- _JOB_:
Output each line exactly as it appears, skipping any embedded picture.

- - - -

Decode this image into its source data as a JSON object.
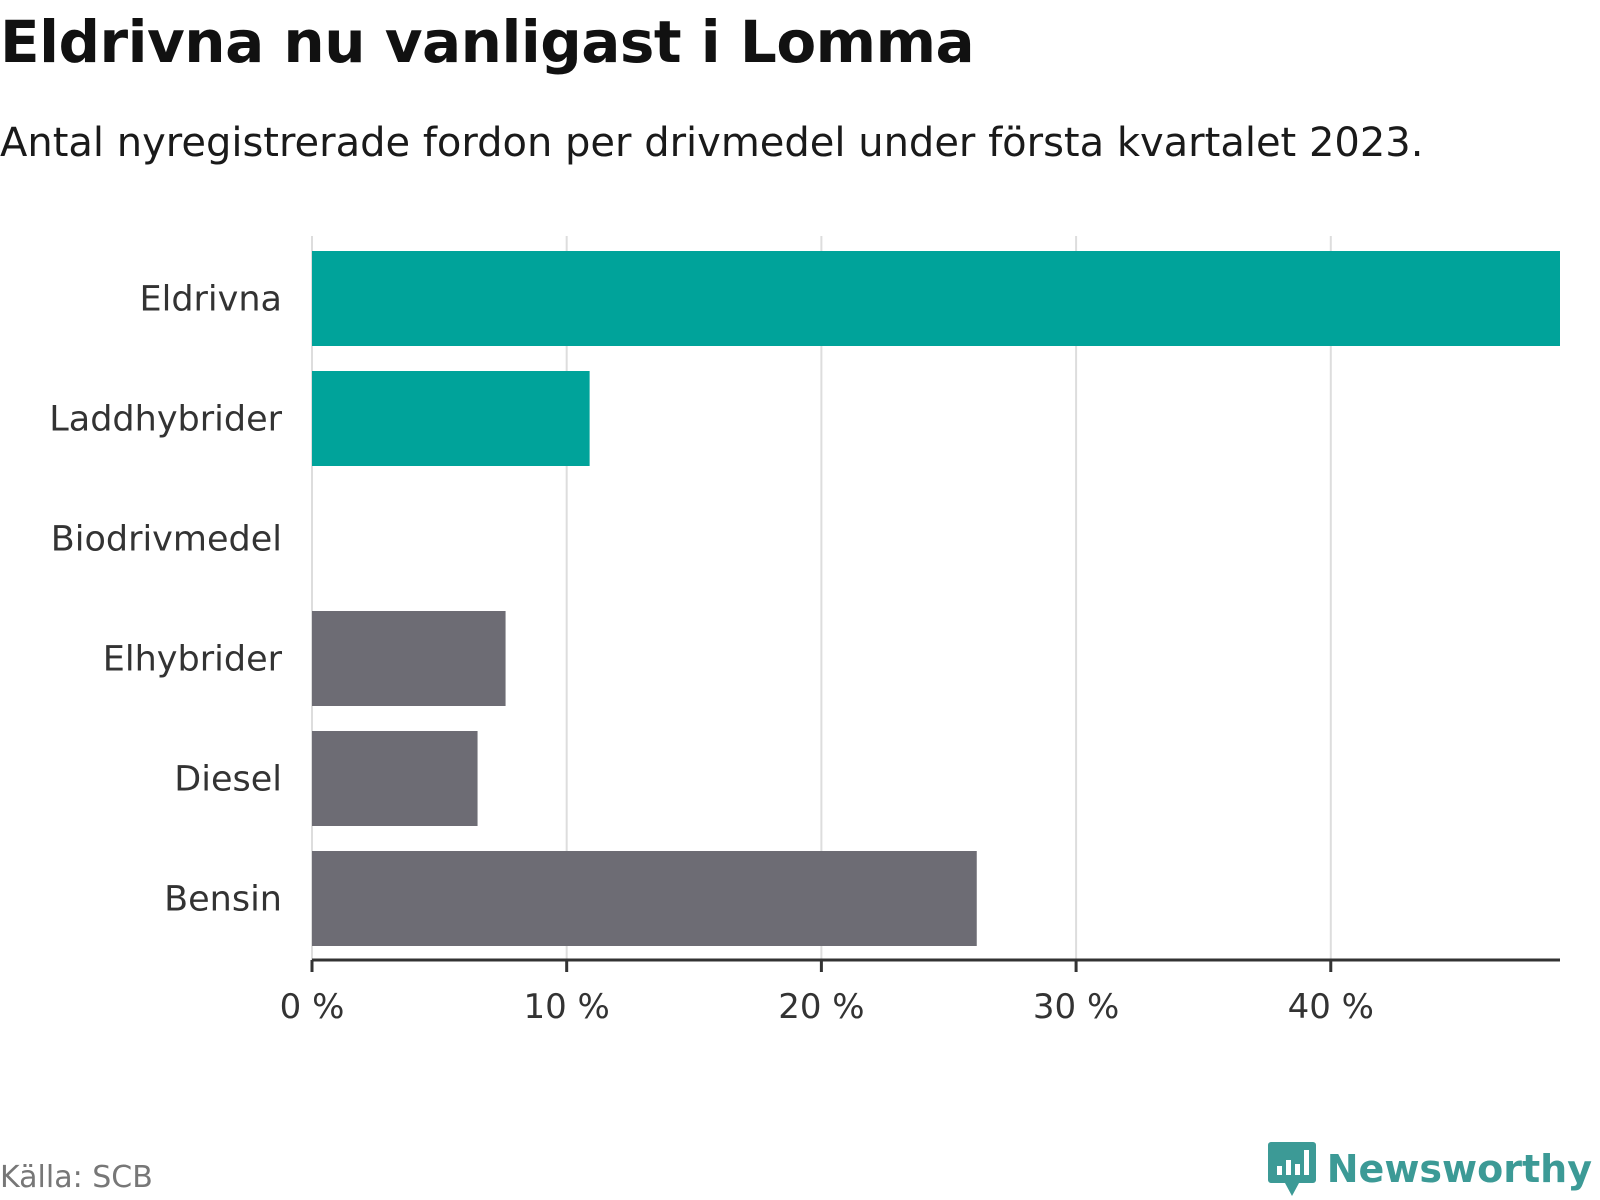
{
  "header": {
    "title": "Eldrivna nu vanligast i Lomma",
    "subtitle": "Antal nyregistrerade fordon per drivmedel under första kvartalet 2023."
  },
  "footer": {
    "source": "Källa: SCB",
    "brand": "Newsworthy",
    "brand_icon": "bar-chart-logo-icon"
  },
  "colors": {
    "electric": "#00a39a",
    "fossil": "#6d6c74",
    "grid": "#dddddd",
    "axis": "#333333",
    "text": "#333333",
    "brand": "#3c9a96"
  },
  "chart_data": {
    "type": "bar",
    "orientation": "horizontal",
    "title": "Eldrivna nu vanligast i Lomma",
    "subtitle": "Antal nyregistrerade fordon per drivmedel under första kvartalet 2023.",
    "xlabel": "",
    "ylabel": "",
    "categories": [
      "Eldrivna",
      "Laddhybrider",
      "Biodrivmedel",
      "Elhybrider",
      "Diesel",
      "Bensin"
    ],
    "values": [
      49.0,
      10.9,
      0,
      7.6,
      6.5,
      26.1
    ],
    "bar_color_group": [
      "electric",
      "electric",
      "electric",
      "fossil",
      "fossil",
      "fossil"
    ],
    "xlim": [
      0,
      49
    ],
    "xticks": [
      0,
      10,
      20,
      30,
      40
    ],
    "xtick_labels": [
      "0 %",
      "10 %",
      "20 %",
      "30 %",
      "40 %"
    ],
    "unit": "%",
    "grid": "vertical",
    "legend": "none"
  }
}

- - - -

- _CORRECT RESPONSE_:
Decode this image into its source data as a JSON object.
{
  "header": {
    "title": "Eldrivna nu vanligast i Lomma",
    "subtitle": "Antal nyregistrerade fordon per drivmedel under första kvartalet 2023."
  },
  "footer": {
    "source": "Källa: SCB",
    "brand": "Newsworthy",
    "brand_icon": "bar-chart-logo-icon"
  },
  "colors": {
    "electric": "#00a39a",
    "fossil": "#6d6c74",
    "grid": "#dddddd",
    "axis": "#333333",
    "text": "#333333",
    "brand": "#3c9a96"
  },
  "chart_data": {
    "type": "bar",
    "orientation": "horizontal",
    "title": "Eldrivna nu vanligast i Lomma",
    "subtitle": "Antal nyregistrerade fordon per drivmedel under första kvartalet 2023.",
    "xlabel": "",
    "ylabel": "",
    "categories": [
      "Eldrivna",
      "Laddhybrider",
      "Biodrivmedel",
      "Elhybrider",
      "Diesel",
      "Bensin"
    ],
    "values": [
      49.0,
      10.9,
      0,
      7.6,
      6.5,
      26.1
    ],
    "bar_color_group": [
      "electric",
      "electric",
      "electric",
      "fossil",
      "fossil",
      "fossil"
    ],
    "xlim": [
      0,
      49
    ],
    "xticks": [
      0,
      10,
      20,
      30,
      40
    ],
    "xtick_labels": [
      "0 %",
      "10 %",
      "20 %",
      "30 %",
      "40 %"
    ],
    "unit": "%",
    "grid": "vertical",
    "legend": "none"
  }
}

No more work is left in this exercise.